→ Given request: List all lines in the material below that contain "μmol".

━━━ Dataset content ━━━

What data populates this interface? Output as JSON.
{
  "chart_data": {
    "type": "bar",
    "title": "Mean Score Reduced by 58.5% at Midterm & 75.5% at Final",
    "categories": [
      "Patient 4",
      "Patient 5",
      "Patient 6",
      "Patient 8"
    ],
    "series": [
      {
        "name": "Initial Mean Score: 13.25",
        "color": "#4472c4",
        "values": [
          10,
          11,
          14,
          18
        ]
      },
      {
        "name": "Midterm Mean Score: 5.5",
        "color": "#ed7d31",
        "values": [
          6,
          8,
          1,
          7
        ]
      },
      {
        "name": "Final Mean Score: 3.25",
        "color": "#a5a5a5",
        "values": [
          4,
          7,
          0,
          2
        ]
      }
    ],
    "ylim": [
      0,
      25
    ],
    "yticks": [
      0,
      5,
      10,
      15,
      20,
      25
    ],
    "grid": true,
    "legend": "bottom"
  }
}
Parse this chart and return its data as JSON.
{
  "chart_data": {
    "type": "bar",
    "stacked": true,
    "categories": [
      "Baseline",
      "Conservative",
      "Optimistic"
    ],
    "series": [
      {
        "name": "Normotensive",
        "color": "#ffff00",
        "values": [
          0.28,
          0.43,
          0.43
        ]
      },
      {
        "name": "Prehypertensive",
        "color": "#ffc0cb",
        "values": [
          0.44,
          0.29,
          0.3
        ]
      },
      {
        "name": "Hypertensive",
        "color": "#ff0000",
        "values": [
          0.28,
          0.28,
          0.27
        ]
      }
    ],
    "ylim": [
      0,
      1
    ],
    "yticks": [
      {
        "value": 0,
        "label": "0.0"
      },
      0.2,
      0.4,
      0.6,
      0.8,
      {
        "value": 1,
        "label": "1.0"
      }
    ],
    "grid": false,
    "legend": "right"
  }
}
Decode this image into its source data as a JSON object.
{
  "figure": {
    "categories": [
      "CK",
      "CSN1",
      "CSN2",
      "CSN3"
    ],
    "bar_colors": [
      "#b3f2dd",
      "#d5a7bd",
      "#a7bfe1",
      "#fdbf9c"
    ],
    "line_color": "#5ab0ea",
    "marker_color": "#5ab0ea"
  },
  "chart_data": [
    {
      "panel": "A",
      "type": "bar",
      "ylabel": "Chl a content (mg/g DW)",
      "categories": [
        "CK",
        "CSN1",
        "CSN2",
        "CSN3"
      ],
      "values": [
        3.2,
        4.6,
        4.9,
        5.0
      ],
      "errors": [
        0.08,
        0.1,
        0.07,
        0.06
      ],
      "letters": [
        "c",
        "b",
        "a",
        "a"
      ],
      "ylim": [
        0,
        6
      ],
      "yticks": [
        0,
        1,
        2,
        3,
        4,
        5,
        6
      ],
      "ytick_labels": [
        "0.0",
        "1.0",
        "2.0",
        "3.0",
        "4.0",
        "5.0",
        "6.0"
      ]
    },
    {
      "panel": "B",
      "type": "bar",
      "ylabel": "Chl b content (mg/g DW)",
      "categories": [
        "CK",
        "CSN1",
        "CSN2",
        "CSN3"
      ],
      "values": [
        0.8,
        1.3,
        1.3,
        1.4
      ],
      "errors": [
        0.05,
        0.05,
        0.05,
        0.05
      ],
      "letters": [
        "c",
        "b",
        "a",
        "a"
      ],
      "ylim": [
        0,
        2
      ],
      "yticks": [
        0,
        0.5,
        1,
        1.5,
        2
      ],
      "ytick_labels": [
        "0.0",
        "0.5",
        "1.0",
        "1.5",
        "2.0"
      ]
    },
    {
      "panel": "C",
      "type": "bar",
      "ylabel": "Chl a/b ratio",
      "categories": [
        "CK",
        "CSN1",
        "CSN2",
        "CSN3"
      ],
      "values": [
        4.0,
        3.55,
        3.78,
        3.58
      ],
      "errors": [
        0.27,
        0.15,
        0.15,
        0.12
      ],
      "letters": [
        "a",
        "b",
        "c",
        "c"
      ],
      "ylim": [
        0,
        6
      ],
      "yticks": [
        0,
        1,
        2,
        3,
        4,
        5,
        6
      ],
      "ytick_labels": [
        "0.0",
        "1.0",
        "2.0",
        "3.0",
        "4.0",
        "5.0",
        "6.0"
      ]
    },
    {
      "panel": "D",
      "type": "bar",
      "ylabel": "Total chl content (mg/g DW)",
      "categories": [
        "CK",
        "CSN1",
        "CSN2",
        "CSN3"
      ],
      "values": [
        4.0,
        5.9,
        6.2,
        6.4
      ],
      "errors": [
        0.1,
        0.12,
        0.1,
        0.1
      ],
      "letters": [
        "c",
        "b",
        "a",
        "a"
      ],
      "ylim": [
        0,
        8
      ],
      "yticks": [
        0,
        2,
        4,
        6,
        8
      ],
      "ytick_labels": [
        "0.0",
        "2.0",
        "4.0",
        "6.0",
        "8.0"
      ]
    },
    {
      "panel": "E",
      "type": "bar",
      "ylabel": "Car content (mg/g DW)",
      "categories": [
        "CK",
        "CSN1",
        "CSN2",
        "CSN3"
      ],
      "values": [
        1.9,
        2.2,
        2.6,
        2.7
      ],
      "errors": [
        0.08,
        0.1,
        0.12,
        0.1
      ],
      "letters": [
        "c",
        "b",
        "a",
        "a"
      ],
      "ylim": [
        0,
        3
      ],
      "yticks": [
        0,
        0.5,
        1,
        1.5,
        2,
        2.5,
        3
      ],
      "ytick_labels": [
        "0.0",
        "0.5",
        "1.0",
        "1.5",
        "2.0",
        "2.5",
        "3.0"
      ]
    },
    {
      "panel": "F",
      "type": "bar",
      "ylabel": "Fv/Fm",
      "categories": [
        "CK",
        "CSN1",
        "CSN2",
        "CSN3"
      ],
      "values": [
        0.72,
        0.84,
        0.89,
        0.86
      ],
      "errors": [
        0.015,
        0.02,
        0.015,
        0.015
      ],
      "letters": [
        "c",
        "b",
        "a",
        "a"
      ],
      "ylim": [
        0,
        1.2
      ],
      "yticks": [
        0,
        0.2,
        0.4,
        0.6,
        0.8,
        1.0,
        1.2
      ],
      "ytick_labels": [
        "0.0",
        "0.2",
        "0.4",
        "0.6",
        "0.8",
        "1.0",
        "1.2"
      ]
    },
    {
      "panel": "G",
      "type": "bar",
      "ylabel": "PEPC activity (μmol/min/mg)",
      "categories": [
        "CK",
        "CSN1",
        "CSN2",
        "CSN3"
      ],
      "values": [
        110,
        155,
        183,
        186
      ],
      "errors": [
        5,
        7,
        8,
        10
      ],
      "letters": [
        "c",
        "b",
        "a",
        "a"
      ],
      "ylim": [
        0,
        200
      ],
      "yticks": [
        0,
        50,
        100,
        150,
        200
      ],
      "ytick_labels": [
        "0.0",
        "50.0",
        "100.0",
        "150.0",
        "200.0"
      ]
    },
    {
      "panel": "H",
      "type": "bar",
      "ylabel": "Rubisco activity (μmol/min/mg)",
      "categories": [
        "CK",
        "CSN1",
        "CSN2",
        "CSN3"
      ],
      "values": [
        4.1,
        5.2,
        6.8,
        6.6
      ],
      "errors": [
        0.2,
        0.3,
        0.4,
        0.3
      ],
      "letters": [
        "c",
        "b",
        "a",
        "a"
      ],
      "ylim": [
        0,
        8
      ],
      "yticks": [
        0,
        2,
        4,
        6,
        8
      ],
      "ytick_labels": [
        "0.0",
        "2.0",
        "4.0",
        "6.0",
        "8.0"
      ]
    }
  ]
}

━━━

→ Result of the task:
      "ylabel": "PEPC activity (μmol/min/mg)",
      "ylabel": "Rubisco activity (μmol/min/mg)",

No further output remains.